Required work:
Check each line of the listing, and copy it if it contains the word "name".

Available records:

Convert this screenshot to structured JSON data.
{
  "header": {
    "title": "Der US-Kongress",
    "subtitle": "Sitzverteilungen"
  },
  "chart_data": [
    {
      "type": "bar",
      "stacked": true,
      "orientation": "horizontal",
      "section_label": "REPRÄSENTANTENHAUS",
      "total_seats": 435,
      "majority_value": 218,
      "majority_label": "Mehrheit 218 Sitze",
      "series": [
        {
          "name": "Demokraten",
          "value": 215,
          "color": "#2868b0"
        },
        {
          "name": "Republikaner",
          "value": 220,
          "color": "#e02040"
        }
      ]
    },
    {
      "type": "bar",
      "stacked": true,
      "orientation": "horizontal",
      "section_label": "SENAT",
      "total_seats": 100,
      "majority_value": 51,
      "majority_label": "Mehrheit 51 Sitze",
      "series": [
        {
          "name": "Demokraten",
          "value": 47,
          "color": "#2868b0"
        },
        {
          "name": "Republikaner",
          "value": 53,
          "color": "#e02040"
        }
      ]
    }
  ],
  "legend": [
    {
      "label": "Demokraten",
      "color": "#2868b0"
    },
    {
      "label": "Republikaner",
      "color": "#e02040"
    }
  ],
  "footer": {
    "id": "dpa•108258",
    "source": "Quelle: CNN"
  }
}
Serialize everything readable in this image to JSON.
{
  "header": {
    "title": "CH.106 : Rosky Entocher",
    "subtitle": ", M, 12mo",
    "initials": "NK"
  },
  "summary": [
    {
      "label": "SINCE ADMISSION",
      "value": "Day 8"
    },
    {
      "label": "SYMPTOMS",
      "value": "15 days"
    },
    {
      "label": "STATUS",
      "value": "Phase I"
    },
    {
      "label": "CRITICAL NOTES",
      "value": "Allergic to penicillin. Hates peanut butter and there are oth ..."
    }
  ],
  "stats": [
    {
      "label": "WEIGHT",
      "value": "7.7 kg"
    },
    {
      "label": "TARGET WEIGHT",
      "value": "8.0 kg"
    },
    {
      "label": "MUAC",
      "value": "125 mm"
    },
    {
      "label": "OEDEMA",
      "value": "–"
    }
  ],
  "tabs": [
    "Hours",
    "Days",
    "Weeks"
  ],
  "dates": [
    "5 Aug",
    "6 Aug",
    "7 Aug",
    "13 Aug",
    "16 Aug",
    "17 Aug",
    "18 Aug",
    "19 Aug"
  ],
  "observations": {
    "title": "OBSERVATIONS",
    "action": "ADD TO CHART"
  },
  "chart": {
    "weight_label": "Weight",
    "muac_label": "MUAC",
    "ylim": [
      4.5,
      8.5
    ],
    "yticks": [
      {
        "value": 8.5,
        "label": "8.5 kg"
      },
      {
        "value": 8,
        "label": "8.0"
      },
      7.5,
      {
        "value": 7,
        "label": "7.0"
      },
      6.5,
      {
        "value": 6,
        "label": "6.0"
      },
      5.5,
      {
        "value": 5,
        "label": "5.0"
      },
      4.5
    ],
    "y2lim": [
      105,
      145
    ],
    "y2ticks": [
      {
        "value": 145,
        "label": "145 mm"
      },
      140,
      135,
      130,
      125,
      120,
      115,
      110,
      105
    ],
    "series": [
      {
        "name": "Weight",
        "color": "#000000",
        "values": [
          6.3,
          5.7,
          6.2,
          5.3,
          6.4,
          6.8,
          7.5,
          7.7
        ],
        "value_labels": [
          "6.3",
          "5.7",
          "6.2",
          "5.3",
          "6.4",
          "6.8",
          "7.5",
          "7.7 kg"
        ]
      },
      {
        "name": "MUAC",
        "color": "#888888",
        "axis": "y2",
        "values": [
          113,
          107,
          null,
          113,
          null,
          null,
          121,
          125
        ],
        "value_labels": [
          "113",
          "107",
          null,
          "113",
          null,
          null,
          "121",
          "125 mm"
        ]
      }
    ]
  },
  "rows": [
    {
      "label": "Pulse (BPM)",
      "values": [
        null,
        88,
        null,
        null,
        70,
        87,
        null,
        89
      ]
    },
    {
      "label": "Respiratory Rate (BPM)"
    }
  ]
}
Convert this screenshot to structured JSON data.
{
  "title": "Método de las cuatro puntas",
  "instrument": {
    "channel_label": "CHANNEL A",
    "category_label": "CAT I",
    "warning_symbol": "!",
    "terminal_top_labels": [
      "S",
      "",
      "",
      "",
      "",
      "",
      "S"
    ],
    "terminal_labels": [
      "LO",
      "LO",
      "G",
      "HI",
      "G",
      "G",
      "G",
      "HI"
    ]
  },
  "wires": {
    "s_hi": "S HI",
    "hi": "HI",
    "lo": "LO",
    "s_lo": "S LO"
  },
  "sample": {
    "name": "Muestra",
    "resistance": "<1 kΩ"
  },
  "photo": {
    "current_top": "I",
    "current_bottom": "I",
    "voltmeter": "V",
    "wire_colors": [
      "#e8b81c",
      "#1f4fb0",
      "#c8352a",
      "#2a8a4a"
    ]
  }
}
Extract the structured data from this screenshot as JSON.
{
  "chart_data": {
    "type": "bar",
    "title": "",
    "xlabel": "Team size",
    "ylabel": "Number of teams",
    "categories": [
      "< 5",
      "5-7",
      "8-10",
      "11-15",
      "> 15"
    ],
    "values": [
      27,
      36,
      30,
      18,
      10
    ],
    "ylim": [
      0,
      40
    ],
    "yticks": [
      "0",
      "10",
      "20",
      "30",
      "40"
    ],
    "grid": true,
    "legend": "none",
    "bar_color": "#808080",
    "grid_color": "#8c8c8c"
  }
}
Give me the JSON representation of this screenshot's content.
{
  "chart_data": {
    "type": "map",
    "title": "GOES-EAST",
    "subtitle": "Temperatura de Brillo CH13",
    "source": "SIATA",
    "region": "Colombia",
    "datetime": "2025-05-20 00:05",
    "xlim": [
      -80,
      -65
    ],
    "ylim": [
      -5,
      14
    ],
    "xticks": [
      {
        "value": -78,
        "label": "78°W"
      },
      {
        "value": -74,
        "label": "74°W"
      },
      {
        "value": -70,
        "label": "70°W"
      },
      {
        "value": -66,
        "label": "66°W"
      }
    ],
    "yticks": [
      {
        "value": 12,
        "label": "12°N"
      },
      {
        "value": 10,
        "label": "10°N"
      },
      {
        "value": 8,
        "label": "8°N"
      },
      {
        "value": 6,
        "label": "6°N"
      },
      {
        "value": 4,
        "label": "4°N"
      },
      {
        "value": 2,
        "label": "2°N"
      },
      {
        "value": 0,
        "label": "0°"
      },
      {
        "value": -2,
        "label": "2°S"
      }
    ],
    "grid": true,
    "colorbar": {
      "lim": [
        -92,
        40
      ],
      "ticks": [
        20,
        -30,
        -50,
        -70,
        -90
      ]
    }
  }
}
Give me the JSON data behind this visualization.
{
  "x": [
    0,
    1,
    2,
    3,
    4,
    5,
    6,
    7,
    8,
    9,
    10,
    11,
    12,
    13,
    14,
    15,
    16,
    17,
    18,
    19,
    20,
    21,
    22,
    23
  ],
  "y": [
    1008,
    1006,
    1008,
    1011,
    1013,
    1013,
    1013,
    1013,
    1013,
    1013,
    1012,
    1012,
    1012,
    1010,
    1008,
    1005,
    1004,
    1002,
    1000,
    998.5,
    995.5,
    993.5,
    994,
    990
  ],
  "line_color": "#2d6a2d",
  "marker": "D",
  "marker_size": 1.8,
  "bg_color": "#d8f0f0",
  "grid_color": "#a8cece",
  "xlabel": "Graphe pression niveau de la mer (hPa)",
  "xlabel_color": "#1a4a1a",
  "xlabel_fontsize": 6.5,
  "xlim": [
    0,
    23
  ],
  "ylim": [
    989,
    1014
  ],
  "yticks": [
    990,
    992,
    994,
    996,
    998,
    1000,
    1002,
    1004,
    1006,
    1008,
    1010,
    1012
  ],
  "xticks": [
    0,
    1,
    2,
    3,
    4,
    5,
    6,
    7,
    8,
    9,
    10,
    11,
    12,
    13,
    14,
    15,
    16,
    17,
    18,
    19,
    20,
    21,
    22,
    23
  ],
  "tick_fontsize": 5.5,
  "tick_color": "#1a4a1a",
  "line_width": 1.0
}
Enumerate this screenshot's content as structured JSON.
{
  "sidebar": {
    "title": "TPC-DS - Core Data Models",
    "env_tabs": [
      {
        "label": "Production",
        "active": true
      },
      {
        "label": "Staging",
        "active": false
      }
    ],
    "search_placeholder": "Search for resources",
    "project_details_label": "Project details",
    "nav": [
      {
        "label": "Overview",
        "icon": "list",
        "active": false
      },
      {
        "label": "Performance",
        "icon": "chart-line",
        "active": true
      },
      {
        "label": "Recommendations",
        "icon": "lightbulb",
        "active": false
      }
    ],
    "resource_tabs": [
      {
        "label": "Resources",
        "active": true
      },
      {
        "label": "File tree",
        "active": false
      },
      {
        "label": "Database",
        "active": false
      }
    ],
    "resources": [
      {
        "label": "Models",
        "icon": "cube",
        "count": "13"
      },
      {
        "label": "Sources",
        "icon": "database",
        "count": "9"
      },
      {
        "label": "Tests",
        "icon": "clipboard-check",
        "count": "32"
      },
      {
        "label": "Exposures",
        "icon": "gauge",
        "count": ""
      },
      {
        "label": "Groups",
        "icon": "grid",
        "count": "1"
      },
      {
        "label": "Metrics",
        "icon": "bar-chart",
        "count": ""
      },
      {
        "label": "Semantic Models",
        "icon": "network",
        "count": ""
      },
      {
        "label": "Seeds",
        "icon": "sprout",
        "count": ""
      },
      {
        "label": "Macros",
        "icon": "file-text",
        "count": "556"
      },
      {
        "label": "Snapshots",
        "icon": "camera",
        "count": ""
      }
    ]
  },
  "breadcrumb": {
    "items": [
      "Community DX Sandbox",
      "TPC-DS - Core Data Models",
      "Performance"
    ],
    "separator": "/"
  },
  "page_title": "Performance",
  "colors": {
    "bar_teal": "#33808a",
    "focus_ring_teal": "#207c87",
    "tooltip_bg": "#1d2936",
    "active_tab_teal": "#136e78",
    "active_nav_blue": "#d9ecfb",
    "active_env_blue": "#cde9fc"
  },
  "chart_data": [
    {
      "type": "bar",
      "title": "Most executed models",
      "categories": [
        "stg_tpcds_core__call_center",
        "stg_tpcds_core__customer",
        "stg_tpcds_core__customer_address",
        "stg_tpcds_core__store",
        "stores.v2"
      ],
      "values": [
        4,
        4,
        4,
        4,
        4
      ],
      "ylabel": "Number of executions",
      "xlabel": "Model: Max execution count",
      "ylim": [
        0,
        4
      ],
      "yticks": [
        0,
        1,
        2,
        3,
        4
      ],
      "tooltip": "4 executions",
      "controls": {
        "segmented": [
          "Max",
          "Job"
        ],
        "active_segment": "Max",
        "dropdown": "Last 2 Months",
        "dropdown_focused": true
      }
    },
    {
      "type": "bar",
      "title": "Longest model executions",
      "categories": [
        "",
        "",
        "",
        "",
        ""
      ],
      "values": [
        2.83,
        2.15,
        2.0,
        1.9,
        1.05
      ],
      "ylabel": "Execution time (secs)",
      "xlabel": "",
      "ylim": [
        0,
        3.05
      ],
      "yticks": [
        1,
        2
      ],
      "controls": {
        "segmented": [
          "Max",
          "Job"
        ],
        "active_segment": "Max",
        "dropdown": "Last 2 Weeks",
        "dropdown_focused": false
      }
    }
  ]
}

Task answer:
          "name": "Demokraten",
          "name": "Republikaner",
          "name": "Demokraten",
          "name": "Republikaner",
        "name": "Weight",
        "name": "MUAC",
    "name": "Muestra",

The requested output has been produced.